* [What to work on]: Update the records from the very start down through the line containing "annotation: r=k*I (141, 340, 222, 371)", swapping "bboxes" for "boxes" and keeping everything else the same. Leave the pictures out of your answer.

* [Element boundary records]:
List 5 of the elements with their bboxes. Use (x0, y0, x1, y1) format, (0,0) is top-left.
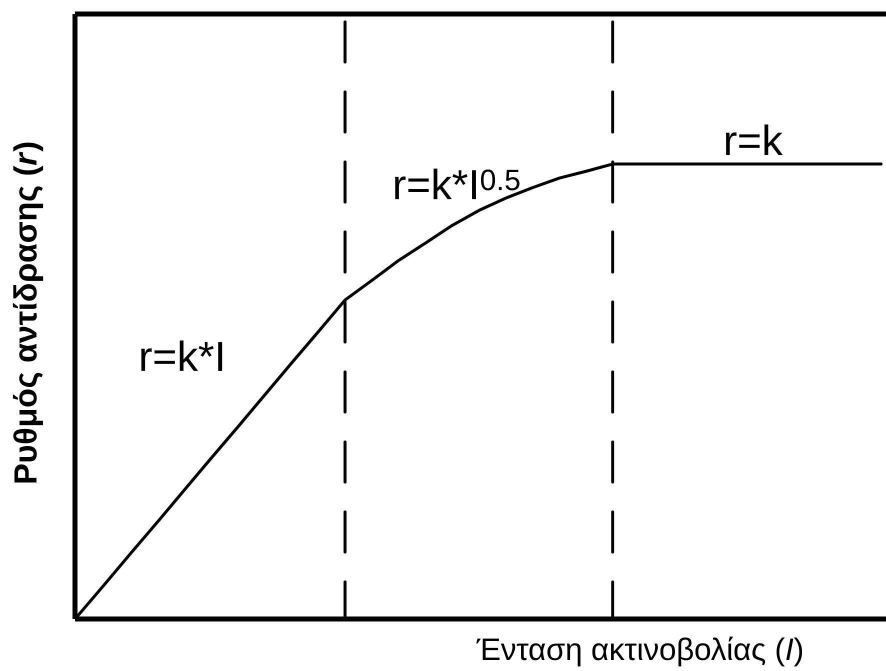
y-axis-title: Ρυθμός αντίδρασης (r) (12, 142, 44, 483)
text: r=k (726, 124, 783, 155)
annotation: r=k*I$^{0.5}$ (395, 168, 520, 200)
x-axis-title: Ένταση ακτινοβολίας (I) (476, 636, 802, 666)
annotation: r=k*I (141, 340, 222, 371)
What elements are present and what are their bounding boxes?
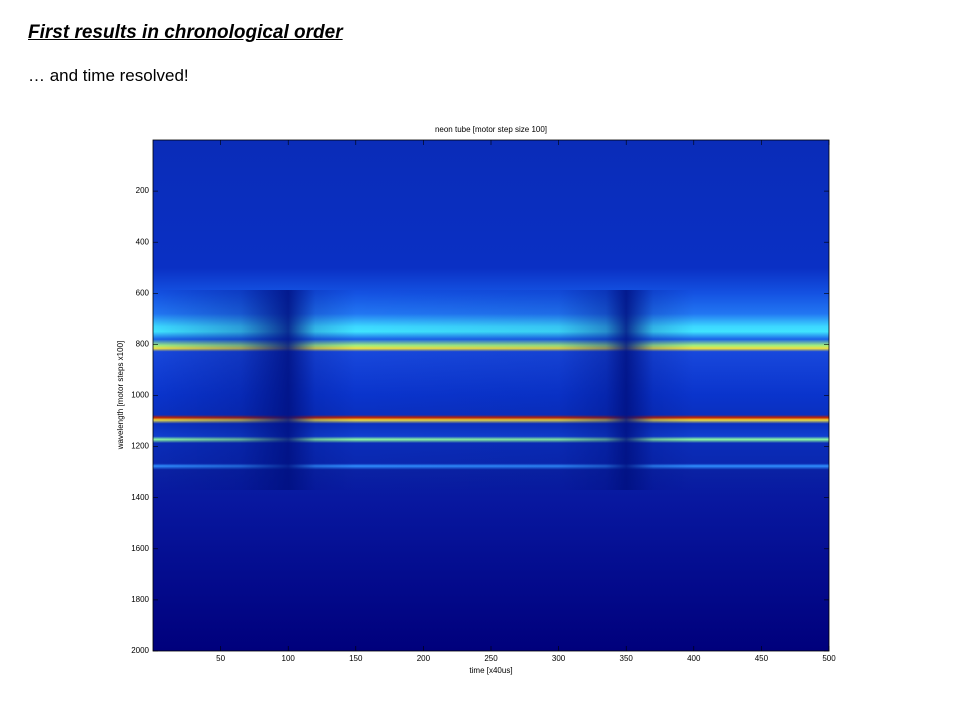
y-tick-label: 800 xyxy=(136,340,150,349)
y-tick-label: 400 xyxy=(136,237,150,246)
y-tick-label: 2000 xyxy=(131,646,149,655)
chart-title: neon tube [motor step size 100] xyxy=(435,125,547,134)
slide-title: First results in chronological order xyxy=(28,22,343,43)
slide-subtitle: … and time resolved! xyxy=(28,66,189,85)
x-tick-label: 300 xyxy=(552,654,566,663)
y-tick-label: 1800 xyxy=(131,595,149,604)
y-axis-label: wavelength [motor steps x100] xyxy=(116,341,125,451)
x-tick-label: 100 xyxy=(282,654,296,663)
y-tick-label: 600 xyxy=(136,288,150,297)
y-tick-label: 1000 xyxy=(131,391,149,400)
x-axis-label: time [x40us] xyxy=(469,666,512,675)
y-tick-label: 1600 xyxy=(131,544,149,553)
x-tick-label: 50 xyxy=(216,654,225,663)
heatmap-shade xyxy=(153,290,829,490)
x-tick-label: 500 xyxy=(822,654,836,663)
x-tick-label: 350 xyxy=(620,654,634,663)
x-tick-label: 200 xyxy=(417,654,431,663)
y-tick-label: 1200 xyxy=(131,442,149,451)
x-tick-label: 150 xyxy=(349,654,363,663)
x-tick-label: 250 xyxy=(484,654,498,663)
x-tick-label: 450 xyxy=(755,654,769,663)
y-tick-label: 200 xyxy=(136,186,150,195)
y-tick-label: 1400 xyxy=(131,493,149,502)
x-tick-label: 400 xyxy=(687,654,701,663)
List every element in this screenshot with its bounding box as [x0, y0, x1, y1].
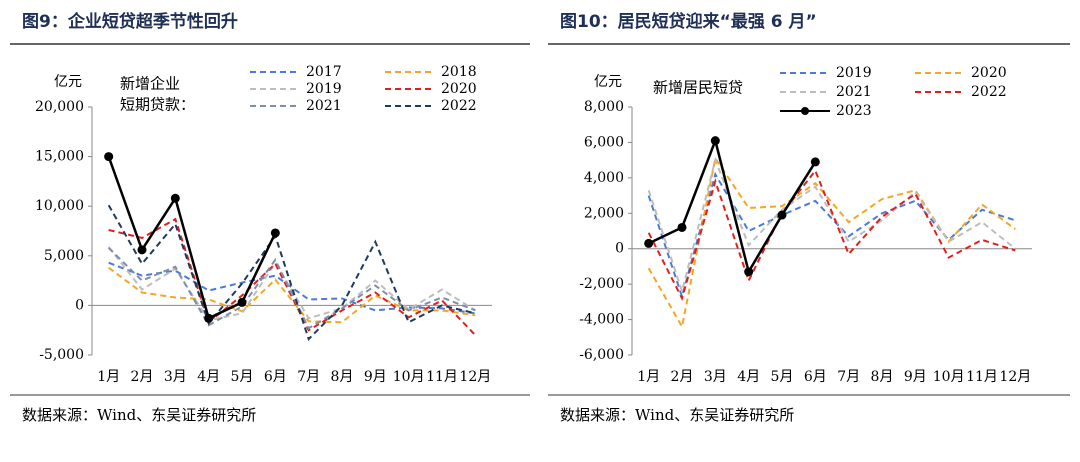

* [Written solution]:
List 5 of the elements with their boxes. Use (x0, y0, x1, y1) format, (0,0) is top-left.
y-axis-title: Ρυθμός αντίδρασης (r) (12, 142, 44, 483)
text: r=k (726, 124, 783, 155)
annotation: r=k*I$^{0.5}$ (395, 168, 520, 200)
x-axis-title: Ένταση ακτινοβολίας (I) (476, 636, 802, 666)
annotation: r=k*I (141, 340, 222, 371)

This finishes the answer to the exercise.